===== Rows

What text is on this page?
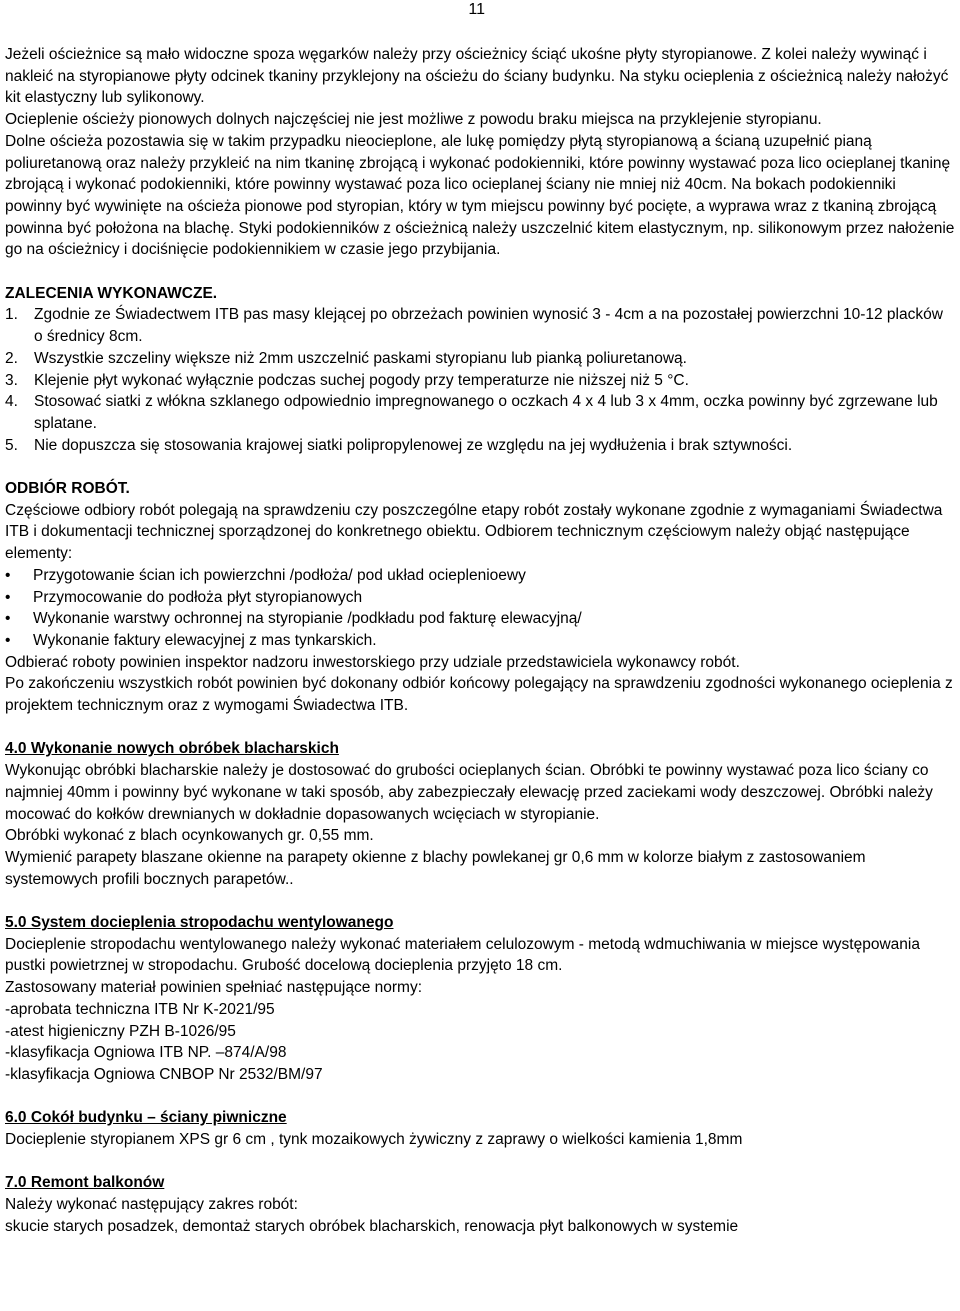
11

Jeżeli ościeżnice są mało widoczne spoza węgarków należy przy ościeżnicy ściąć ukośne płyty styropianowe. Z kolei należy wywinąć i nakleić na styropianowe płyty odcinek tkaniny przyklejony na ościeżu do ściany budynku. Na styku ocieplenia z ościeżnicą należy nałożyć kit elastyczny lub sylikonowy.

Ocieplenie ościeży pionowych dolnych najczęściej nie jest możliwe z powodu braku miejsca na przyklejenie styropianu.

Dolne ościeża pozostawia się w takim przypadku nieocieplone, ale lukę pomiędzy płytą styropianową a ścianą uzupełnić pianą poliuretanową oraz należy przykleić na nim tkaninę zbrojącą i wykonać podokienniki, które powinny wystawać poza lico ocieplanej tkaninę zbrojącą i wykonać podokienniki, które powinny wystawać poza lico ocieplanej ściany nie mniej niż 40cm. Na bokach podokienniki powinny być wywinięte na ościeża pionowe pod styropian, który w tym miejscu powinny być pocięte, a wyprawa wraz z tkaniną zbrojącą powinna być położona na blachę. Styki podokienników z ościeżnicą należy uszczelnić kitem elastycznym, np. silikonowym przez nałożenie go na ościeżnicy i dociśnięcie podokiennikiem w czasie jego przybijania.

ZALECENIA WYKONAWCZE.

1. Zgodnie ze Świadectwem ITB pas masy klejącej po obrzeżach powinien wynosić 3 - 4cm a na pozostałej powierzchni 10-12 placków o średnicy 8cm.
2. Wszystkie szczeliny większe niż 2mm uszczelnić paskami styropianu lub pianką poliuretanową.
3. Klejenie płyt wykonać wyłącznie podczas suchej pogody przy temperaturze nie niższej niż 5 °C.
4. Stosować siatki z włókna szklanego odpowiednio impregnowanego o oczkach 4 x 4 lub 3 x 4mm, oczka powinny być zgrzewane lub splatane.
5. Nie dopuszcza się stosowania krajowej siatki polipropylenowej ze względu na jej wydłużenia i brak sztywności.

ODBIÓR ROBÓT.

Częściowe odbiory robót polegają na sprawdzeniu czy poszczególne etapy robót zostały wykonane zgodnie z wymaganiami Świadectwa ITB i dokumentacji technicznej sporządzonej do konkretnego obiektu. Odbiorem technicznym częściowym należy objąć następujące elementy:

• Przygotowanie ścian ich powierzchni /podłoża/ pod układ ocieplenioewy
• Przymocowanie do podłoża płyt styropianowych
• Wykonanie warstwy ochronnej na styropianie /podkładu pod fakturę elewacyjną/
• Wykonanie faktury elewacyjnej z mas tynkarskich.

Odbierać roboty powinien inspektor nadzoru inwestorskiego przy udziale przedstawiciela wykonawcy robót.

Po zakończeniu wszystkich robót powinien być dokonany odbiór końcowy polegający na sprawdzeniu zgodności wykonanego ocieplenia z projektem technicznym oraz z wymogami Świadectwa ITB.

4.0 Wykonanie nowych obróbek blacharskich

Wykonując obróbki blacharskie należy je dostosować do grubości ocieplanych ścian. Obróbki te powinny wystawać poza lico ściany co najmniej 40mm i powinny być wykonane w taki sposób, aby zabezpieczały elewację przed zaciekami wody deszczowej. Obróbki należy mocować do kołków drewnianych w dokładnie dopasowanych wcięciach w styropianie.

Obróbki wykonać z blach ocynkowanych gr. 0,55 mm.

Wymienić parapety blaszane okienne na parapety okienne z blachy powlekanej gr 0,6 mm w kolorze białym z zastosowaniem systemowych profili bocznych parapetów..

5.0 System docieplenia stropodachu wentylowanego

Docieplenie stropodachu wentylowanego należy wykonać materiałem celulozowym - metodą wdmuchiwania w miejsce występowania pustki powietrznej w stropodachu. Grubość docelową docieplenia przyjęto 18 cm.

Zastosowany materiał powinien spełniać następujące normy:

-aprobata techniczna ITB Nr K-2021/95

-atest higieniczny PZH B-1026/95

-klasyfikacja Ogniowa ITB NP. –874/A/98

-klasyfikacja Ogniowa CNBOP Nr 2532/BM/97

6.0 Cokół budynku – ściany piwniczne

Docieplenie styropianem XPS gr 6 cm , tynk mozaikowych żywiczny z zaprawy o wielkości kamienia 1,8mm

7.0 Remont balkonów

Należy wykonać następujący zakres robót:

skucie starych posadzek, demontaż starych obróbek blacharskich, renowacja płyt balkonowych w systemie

==========
===== Rows

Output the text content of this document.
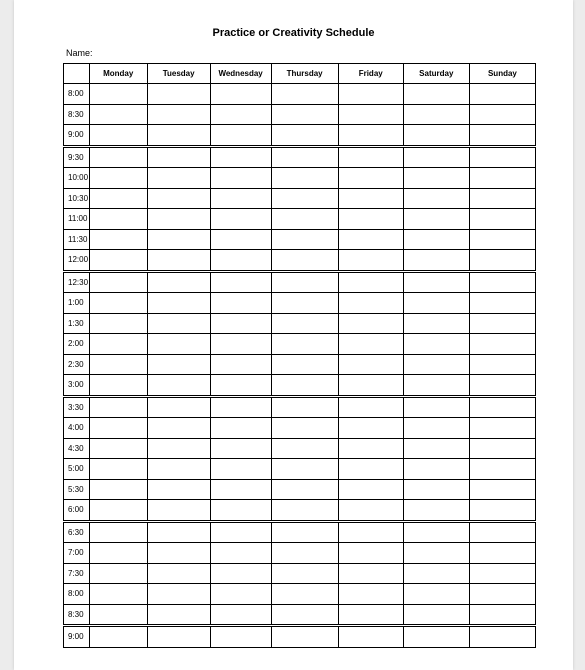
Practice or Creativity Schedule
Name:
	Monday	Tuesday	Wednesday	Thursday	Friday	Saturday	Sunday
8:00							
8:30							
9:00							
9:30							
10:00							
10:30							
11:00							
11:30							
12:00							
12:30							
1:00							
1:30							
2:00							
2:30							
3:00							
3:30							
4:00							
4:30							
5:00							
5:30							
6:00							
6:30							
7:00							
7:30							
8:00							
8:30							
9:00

==========
===== Rows

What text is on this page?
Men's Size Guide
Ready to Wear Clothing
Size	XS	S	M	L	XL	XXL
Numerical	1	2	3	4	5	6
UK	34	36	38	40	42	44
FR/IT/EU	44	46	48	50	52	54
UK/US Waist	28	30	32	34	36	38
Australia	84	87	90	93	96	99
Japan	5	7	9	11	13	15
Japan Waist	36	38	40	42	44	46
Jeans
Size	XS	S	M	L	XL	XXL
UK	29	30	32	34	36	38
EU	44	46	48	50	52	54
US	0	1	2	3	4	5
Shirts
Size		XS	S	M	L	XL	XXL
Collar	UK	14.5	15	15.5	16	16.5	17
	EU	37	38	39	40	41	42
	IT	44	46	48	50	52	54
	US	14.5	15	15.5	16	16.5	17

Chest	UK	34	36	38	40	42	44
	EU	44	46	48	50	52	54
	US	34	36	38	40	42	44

==========

*What is needed*: Copy each line of the preceding data that contains the string "Waist".

*Output*:
UK/US Waist	28	30	32	34	36	38
Japan Waist	36	38	40	42	44	46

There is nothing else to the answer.